## Direction
Your answer should be a single number: the count of lines containing the string "value".

## Extracted records
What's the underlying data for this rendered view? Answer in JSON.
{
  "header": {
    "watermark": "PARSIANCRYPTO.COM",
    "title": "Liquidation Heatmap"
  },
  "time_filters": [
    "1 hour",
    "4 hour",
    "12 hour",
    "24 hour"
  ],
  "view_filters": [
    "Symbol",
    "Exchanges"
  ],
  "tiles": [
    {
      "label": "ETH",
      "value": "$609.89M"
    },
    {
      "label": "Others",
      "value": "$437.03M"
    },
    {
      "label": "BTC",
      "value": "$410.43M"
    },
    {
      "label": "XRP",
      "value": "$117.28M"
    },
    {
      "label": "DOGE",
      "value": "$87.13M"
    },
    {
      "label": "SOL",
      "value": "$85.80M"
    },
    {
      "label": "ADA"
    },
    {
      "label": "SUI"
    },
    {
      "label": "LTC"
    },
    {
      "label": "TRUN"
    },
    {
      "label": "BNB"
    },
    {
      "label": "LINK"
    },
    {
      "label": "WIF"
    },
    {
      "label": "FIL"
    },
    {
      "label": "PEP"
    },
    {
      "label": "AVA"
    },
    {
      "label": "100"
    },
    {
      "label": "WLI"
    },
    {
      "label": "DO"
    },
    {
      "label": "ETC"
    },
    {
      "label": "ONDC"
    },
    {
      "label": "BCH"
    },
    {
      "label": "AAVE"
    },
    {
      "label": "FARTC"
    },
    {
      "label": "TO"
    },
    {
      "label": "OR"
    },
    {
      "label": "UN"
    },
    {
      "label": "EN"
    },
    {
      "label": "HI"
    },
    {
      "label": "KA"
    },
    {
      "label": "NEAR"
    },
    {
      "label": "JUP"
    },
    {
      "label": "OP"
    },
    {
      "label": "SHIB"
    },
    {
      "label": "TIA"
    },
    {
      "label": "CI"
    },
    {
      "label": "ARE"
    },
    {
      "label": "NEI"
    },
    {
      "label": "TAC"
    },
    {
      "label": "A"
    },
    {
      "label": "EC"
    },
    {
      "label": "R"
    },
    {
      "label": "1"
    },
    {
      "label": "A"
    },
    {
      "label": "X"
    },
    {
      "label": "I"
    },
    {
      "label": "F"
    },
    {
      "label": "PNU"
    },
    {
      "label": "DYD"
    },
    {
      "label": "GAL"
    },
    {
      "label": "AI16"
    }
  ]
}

## Expected answer
6